(begin)
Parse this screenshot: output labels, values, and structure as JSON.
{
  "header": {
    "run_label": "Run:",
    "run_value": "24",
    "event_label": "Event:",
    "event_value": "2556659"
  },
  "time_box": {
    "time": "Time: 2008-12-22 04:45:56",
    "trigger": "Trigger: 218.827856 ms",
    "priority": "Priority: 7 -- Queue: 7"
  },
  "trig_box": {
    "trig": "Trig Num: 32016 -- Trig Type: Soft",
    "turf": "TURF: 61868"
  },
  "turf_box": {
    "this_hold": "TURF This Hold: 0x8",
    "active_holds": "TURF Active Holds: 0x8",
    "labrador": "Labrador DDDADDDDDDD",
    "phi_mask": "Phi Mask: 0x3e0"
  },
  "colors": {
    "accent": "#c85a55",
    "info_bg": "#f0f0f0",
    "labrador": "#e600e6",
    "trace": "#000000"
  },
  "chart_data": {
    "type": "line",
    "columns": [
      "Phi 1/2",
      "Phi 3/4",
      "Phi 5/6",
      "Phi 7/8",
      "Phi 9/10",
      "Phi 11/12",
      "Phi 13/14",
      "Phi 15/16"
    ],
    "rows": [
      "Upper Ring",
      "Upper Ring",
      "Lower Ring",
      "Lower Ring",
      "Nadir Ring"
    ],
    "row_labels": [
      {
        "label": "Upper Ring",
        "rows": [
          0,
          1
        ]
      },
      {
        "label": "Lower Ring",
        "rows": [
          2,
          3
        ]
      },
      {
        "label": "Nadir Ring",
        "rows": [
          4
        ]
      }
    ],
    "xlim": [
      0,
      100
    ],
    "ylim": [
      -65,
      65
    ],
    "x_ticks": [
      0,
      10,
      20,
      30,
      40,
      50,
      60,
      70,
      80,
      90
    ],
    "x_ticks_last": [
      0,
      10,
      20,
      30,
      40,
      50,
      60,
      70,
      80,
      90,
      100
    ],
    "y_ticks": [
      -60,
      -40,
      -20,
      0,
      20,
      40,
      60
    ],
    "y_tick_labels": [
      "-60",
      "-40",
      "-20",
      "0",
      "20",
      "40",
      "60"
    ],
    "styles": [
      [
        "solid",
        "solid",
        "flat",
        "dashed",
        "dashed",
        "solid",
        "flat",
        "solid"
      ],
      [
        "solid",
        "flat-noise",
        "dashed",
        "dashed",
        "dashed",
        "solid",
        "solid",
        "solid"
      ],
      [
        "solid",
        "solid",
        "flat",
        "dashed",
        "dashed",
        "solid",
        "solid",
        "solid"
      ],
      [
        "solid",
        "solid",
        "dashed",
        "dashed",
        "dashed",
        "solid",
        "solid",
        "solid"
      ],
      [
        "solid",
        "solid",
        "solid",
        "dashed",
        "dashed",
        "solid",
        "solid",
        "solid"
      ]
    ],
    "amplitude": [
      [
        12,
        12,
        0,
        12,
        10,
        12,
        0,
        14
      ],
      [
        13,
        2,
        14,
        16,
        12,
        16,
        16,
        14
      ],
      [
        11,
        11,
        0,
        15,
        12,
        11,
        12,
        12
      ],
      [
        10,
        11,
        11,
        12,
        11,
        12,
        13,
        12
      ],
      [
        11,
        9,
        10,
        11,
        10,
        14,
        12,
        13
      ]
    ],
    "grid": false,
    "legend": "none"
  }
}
(end)
Extract each line from the listing above, please, and repeat it exactly.

**Complete answer:**
Parse this screenshot: output labels, values, and structure as JSON.
{
  "header": {
    "run_label": "Run:",
    "run_value": "24",
    "event_label": "Event:",
    "event_value": "2556659"
  },
  "time_box": {
    "time": "Time: 2008-12-22 04:45:56",
    "trigger": "Trigger: 218.827856 ms",
    "priority": "Priority: 7 -- Queue: 7"
  },
  "trig_box": {
    "trig": "Trig Num: 32016 -- Trig Type: Soft",
    "turf": "TURF: 61868"
  },
  "turf_box": {
    "this_hold": "TURF This Hold: 0x8",
    "active_holds": "TURF Active Holds: 0x8",
    "labrador": "Labrador DDDADDDDDDD",
    "phi_mask": "Phi Mask: 0x3e0"
  },
  "colors": {
    "accent": "#c85a55",
    "info_bg": "#f0f0f0",
    "labrador": "#e600e6",
    "trace": "#000000"
  },
  "chart_data": {
    "type": "line",
    "columns": [
      "Phi 1/2",
      "Phi 3/4",
      "Phi 5/6",
      "Phi 7/8",
      "Phi 9/10",
      "Phi 11/12",
      "Phi 13/14",
      "Phi 15/16"
    ],
    "rows": [
      "Upper Ring",
      "Upper Ring",
      "Lower Ring",
      "Lower Ring",
      "Nadir Ring"
    ],
    "row_labels": [
      {
        "label": "Upper Ring",
        "rows": [
          0,
          1
        ]
      },
      {
        "label": "Lower Ring",
        "rows": [
          2,
          3
        ]
      },
      {
        "label": "Nadir Ring",
        "rows": [
          4
        ]
      }
    ],
    "xlim": [
      0,
      100
    ],
    "ylim": [
      -65,
      65
    ],
    "x_ticks": [
      0,
      10,
      20,
      30,
      40,
      50,
      60,
      70,
      80,
      90
    ],
    "x_ticks_last": [
      0,
      10,
      20,
      30,
      40,
      50,
      60,
      70,
      80,
      90,
      100
    ],
    "y_ticks": [
      -60,
      -40,
      -20,
      0,
      20,
      40,
      60
    ],
    "y_tick_labels": [
      "-60",
      "-40",
      "-20",
      "0",
      "20",
      "40",
      "60"
    ],
    "styles": [
      [
        "solid",
        "solid",
        "flat",
        "dashed",
        "dashed",
        "solid",
        "flat",
        "solid"
      ],
      [
        "solid",
        "flat-noise",
        "dashed",
        "dashed",
        "dashed",
        "solid",
        "solid",
        "solid"
      ],
      [
        "solid",
        "solid",
        "flat",
        "dashed",
        "dashed",
        "solid",
        "solid",
        "solid"
      ],
      [
        "solid",
        "solid",
        "dashed",
        "dashed",
        "dashed",
        "solid",
        "solid",
        "solid"
      ],
      [
        "solid",
        "solid",
        "solid",
        "dashed",
        "dashed",
        "solid",
        "solid",
        "solid"
      ]
    ],
    "amplitude": [
      [
        12,
        12,
        0,
        12,
        10,
        12,
        0,
        14
      ],
      [
        13,
        2,
        14,
        16,
        12,
        16,
        16,
        14
      ],
      [
        11,
        11,
        0,
        15,
        12,
        11,
        12,
        12
      ],
      [
        10,
        11,
        11,
        12,
        11,
        12,
        13,
        12
      ],
      [
        11,
        9,
        10,
        11,
        10,
        14,
        12,
        13
      ]
    ],
    "grid": false,
    "legend": "none"
  }
}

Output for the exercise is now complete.